**Exercise prompt**
Copy every record word for word.

**Records for this exercise**
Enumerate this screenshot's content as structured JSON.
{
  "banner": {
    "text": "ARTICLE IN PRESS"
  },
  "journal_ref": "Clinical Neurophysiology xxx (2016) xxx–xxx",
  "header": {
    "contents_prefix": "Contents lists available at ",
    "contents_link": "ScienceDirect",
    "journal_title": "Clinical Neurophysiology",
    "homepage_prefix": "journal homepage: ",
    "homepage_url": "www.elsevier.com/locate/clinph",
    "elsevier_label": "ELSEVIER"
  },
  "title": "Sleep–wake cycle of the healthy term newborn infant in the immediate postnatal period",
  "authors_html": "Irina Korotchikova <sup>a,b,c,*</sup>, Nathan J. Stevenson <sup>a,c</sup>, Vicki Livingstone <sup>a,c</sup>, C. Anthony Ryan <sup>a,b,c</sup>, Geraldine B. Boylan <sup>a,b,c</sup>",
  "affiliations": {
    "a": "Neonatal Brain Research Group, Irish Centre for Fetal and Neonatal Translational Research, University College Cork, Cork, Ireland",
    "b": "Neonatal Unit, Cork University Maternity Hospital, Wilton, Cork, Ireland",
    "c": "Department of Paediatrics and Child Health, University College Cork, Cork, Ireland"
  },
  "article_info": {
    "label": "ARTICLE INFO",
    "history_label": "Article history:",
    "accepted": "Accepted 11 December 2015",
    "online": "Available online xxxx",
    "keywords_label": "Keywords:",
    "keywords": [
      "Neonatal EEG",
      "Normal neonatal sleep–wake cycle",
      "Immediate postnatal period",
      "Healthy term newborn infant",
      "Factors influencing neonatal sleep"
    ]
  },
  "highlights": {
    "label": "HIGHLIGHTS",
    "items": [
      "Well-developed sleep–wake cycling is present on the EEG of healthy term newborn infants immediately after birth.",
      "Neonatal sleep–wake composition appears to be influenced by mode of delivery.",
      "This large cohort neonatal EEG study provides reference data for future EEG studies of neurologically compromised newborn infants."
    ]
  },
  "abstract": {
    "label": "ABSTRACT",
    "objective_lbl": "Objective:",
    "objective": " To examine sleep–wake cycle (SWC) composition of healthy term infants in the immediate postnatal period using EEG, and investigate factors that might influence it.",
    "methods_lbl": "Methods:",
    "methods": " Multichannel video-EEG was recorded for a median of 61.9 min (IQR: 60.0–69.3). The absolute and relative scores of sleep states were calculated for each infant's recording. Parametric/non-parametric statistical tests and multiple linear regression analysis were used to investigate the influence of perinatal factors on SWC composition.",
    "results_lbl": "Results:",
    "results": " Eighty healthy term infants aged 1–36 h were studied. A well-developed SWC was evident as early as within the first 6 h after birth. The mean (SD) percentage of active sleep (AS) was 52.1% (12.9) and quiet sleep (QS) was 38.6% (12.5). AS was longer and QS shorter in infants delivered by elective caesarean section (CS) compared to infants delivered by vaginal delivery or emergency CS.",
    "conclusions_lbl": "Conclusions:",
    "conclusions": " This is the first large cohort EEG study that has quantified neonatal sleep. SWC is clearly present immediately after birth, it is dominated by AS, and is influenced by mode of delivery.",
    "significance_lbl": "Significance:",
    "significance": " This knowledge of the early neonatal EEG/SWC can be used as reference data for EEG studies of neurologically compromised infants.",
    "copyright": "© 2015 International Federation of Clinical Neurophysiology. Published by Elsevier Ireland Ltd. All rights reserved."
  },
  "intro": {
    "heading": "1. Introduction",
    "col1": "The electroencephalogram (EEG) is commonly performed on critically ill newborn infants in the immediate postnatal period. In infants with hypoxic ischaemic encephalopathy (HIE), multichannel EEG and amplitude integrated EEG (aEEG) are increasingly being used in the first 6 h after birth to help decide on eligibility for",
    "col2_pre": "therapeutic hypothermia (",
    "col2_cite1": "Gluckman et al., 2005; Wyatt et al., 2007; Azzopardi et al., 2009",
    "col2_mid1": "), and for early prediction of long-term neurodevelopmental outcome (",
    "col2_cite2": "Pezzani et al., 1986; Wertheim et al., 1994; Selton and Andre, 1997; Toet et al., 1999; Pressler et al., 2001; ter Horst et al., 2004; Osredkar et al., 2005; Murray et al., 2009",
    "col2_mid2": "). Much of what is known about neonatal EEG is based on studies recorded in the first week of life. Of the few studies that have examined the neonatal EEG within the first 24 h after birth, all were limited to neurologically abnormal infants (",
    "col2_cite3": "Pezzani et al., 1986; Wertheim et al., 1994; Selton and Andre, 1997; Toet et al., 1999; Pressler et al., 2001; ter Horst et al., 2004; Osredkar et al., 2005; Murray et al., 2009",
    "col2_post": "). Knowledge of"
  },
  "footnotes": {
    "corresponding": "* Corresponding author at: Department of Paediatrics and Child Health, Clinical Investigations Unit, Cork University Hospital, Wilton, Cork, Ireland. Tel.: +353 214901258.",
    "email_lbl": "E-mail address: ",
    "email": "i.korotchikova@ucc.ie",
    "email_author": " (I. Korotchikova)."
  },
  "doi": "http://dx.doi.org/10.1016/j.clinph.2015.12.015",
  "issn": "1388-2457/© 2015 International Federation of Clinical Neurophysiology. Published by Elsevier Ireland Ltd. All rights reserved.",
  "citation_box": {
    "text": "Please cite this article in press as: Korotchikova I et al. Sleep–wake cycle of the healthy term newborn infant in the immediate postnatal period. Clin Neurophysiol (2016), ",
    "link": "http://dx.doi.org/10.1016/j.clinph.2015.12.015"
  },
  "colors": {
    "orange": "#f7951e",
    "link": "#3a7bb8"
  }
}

**The result**
Enumerate this screenshot's content as structured JSON.
{
  "banner": {
    "text": "ARTICLE IN PRESS"
  },
  "journal_ref": "Clinical Neurophysiology xxx (2016) xxx–xxx",
  "header": {
    "contents_prefix": "Contents lists available at ",
    "contents_link": "ScienceDirect",
    "journal_title": "Clinical Neurophysiology",
    "homepage_prefix": "journal homepage: ",
    "homepage_url": "www.elsevier.com/locate/clinph",
    "elsevier_label": "ELSEVIER"
  },
  "title": "Sleep–wake cycle of the healthy term newborn infant in the immediate postnatal period",
  "authors_html": "Irina Korotchikova <sup>a,b,c,*</sup>, Nathan J. Stevenson <sup>a,c</sup>, Vicki Livingstone <sup>a,c</sup>, C. Anthony Ryan <sup>a,b,c</sup>, Geraldine B. Boylan <sup>a,b,c</sup>",
  "affiliations": {
    "a": "Neonatal Brain Research Group, Irish Centre for Fetal and Neonatal Translational Research, University College Cork, Cork, Ireland",
    "b": "Neonatal Unit, Cork University Maternity Hospital, Wilton, Cork, Ireland",
    "c": "Department of Paediatrics and Child Health, University College Cork, Cork, Ireland"
  },
  "article_info": {
    "label": "ARTICLE INFO",
    "history_label": "Article history:",
    "accepted": "Accepted 11 December 2015",
    "online": "Available online xxxx",
    "keywords_label": "Keywords:",
    "keywords": [
      "Neonatal EEG",
      "Normal neonatal sleep–wake cycle",
      "Immediate postnatal period",
      "Healthy term newborn infant",
      "Factors influencing neonatal sleep"
    ]
  },
  "highlights": {
    "label": "HIGHLIGHTS",
    "items": [
      "Well-developed sleep–wake cycling is present on the EEG of healthy term newborn infants immediately after birth.",
      "Neonatal sleep–wake composition appears to be influenced by mode of delivery.",
      "This large cohort neonatal EEG study provides reference data for future EEG studies of neurologically compromised newborn infants."
    ]
  },
  "abstract": {
    "label": "ABSTRACT",
    "objective_lbl": "Objective:",
    "objective": " To examine sleep–wake cycle (SWC) composition of healthy term infants in the immediate postnatal period using EEG, and investigate factors that might influence it.",
    "methods_lbl": "Methods:",
    "methods": " Multichannel video-EEG was recorded for a median of 61.9 min (IQR: 60.0–69.3). The absolute and relative scores of sleep states were calculated for each infant's recording. Parametric/non-parametric statistical tests and multiple linear regression analysis were used to investigate the influence of perinatal factors on SWC composition.",
    "results_lbl": "Results:",
    "results": " Eighty healthy term infants aged 1–36 h were studied. A well-developed SWC was evident as early as within the first 6 h after birth. The mean (SD) percentage of active sleep (AS) was 52.1% (12.9) and quiet sleep (QS) was 38.6% (12.5). AS was longer and QS shorter in infants delivered by elective caesarean section (CS) compared to infants delivered by vaginal delivery or emergency CS.",
    "conclusions_lbl": "Conclusions:",
    "conclusions": " This is the first large cohort EEG study that has quantified neonatal sleep. SWC is clearly present immediately after birth, it is dominated by AS, and is influenced by mode of delivery.",
    "significance_lbl": "Significance:",
    "significance": " This knowledge of the early neonatal EEG/SWC can be used as reference data for EEG studies of neurologically compromised infants.",
    "copyright": "© 2015 International Federation of Clinical Neurophysiology. Published by Elsevier Ireland Ltd. All rights reserved."
  },
  "intro": {
    "heading": "1. Introduction",
    "col1": "The electroencephalogram (EEG) is commonly performed on critically ill newborn infants in the immediate postnatal period. In infants with hypoxic ischaemic encephalopathy (HIE), multichannel EEG and amplitude integrated EEG (aEEG) are increasingly being used in the first 6 h after birth to help decide on eligibility for",
    "col2_pre": "therapeutic hypothermia (",
    "col2_cite1": "Gluckman et al., 2005; Wyatt et al., 2007; Azzopardi et al., 2009",
    "col2_mid1": "), and for early prediction of long-term neurodevelopmental outcome (",
    "col2_cite2": "Pezzani et al., 1986; Wertheim et al., 1994; Selton and Andre, 1997; Toet et al., 1999; Pressler et al., 2001; ter Horst et al., 2004; Osredkar et al., 2005; Murray et al., 2009",
    "col2_mid2": "). Much of what is known about neonatal EEG is based on studies recorded in the first week of life. Of the few studies that have examined the neonatal EEG within the first 24 h after birth, all were limited to neurologically abnormal infants (",
    "col2_cite3": "Pezzani et al., 1986; Wertheim et al., 1994; Selton and Andre, 1997; Toet et al., 1999; Pressler et al., 2001; ter Horst et al., 2004; Osredkar et al., 2005; Murray et al., 2009",
    "col2_post": "). Knowledge of"
  },
  "footnotes": {
    "corresponding": "* Corresponding author at: Department of Paediatrics and Child Health, Clinical Investigations Unit, Cork University Hospital, Wilton, Cork, Ireland. Tel.: +353 214901258.",
    "email_lbl": "E-mail address: ",
    "email": "i.korotchikova@ucc.ie",
    "email_author": " (I. Korotchikova)."
  },
  "doi": "http://dx.doi.org/10.1016/j.clinph.2015.12.015",
  "issn": "1388-2457/© 2015 International Federation of Clinical Neurophysiology. Published by Elsevier Ireland Ltd. All rights reserved.",
  "citation_box": {
    "text": "Please cite this article in press as: Korotchikova I et al. Sleep–wake cycle of the healthy term newborn infant in the immediate postnatal period. Clin Neurophysiol (2016), ",
    "link": "http://dx.doi.org/10.1016/j.clinph.2015.12.015"
  },
  "colors": {
    "orange": "#f7951e",
    "link": "#3a7bb8"
  }
}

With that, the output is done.